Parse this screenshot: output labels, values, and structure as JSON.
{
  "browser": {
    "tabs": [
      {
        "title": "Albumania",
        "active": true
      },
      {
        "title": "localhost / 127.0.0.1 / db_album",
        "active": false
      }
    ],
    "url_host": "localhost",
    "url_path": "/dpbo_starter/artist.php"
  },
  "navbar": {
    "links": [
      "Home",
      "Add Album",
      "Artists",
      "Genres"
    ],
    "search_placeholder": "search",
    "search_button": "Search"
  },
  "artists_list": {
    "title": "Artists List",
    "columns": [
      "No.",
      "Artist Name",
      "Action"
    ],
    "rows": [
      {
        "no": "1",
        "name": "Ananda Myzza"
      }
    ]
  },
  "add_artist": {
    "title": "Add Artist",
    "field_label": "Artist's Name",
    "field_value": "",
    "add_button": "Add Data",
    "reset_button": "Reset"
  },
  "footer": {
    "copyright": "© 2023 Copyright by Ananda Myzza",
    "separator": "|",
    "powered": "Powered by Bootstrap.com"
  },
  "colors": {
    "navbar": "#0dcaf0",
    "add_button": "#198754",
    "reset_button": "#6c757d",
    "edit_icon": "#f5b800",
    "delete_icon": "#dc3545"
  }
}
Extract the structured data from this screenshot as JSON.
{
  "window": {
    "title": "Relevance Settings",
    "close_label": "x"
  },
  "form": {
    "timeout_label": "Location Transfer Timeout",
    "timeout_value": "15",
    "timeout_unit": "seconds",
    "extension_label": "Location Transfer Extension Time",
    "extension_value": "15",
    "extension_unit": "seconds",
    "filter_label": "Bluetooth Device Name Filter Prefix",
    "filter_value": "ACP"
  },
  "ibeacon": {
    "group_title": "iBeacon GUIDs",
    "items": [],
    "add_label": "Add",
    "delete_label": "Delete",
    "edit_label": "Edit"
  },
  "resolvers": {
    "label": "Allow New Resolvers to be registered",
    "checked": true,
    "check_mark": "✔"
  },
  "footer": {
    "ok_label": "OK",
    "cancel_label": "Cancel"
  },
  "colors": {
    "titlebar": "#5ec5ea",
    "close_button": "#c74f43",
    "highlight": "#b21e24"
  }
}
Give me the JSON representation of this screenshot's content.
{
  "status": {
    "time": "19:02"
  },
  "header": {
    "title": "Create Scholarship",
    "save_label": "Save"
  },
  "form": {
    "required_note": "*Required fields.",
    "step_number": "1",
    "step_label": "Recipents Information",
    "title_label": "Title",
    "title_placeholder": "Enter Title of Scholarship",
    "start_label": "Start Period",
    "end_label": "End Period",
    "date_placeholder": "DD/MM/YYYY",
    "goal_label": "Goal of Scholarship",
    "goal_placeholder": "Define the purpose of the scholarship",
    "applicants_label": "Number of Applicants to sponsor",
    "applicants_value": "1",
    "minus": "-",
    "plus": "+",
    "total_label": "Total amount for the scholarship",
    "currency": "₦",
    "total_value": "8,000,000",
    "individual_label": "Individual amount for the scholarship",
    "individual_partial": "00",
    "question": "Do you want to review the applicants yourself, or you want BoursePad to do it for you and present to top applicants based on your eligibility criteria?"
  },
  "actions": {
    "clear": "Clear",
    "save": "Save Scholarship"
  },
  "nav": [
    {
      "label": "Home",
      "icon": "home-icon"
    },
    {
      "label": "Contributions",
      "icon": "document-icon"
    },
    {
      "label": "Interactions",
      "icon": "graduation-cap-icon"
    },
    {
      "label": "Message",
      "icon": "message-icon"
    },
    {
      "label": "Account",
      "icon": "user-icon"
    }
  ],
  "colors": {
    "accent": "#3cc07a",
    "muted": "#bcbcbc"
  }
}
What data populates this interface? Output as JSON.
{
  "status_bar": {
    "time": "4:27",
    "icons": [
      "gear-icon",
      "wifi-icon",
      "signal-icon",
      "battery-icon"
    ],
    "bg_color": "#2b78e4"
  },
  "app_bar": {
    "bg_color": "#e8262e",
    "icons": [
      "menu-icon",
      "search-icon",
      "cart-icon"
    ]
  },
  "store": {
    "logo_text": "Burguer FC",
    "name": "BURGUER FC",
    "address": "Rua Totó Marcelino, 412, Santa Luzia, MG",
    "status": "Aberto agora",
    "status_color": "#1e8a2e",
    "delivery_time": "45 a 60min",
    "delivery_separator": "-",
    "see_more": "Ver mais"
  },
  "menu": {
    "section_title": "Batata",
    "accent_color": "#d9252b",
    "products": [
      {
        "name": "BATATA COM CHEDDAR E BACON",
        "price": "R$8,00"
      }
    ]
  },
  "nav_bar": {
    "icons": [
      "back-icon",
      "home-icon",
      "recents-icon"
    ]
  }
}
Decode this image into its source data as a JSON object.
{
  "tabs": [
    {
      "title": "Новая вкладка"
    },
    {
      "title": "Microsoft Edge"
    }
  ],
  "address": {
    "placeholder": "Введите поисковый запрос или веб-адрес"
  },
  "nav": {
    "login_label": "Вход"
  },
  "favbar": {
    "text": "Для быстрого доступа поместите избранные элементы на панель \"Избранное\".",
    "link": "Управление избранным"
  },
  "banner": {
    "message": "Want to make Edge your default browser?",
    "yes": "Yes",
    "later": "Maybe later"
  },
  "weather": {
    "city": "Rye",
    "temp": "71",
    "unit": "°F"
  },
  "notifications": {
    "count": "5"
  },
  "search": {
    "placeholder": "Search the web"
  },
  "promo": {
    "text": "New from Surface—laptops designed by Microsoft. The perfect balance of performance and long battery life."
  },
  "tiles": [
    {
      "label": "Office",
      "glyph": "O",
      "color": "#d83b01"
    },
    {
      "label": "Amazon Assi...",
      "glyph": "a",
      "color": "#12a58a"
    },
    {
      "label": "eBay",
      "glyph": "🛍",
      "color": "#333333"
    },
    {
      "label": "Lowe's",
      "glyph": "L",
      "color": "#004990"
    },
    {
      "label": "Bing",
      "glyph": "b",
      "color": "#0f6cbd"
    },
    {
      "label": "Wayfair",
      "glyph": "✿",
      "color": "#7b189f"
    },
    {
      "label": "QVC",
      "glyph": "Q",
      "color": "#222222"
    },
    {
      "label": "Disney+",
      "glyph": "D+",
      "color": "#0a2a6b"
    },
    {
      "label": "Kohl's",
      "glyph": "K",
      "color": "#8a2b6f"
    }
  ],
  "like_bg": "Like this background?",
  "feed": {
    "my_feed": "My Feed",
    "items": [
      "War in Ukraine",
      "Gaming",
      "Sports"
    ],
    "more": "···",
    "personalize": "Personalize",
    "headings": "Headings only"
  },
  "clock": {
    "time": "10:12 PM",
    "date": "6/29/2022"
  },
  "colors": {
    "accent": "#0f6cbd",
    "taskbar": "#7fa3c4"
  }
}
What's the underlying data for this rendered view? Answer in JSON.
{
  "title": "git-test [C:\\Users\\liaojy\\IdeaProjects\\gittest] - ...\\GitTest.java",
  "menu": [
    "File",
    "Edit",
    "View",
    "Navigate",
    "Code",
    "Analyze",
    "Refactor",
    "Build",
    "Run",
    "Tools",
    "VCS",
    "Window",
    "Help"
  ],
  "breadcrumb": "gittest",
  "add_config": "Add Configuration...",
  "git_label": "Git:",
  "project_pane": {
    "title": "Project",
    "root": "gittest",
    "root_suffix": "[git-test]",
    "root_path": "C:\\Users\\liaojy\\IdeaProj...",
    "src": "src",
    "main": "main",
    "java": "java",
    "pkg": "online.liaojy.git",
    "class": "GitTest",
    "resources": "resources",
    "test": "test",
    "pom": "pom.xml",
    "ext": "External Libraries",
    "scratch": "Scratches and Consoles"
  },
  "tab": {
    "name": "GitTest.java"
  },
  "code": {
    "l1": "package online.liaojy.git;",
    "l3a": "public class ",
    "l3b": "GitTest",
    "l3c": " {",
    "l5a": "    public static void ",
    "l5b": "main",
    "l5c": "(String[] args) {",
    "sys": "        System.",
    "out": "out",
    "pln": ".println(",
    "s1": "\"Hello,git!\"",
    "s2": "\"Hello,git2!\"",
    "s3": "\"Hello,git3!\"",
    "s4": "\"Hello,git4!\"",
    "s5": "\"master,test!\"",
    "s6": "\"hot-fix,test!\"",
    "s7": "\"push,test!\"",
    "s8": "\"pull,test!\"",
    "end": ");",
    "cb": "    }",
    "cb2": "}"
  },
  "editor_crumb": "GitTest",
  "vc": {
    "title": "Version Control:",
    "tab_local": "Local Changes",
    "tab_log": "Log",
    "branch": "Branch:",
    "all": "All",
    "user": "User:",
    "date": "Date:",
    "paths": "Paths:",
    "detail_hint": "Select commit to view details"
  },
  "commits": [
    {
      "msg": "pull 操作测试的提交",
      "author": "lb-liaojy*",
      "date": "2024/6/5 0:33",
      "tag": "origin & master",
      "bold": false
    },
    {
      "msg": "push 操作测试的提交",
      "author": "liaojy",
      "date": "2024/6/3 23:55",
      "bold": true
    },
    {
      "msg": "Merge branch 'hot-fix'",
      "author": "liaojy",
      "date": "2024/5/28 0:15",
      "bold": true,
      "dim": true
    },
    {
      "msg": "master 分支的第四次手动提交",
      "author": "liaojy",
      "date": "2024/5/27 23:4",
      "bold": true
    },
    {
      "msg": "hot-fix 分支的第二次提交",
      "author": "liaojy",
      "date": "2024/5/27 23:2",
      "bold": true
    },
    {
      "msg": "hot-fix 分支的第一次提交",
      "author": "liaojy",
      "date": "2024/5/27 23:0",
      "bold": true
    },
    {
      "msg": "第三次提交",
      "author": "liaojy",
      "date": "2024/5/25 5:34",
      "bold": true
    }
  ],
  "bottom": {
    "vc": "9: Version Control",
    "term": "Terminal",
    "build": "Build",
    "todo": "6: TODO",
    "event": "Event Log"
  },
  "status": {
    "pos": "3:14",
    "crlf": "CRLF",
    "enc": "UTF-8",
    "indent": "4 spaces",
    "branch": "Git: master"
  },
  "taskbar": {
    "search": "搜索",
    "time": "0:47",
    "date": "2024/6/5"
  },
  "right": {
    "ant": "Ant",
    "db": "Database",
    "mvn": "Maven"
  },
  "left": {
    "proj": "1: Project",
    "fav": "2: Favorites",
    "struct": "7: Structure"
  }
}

#####

Prompt ▸
Search the preceding listing for the word "from" and pull out every line that holds it.

Result ▸
Extract the structured data from this screenshot as JSON.
    "text": "New from Surface—laptops designed by Microsoft. The perfect balance of performance and long battery life."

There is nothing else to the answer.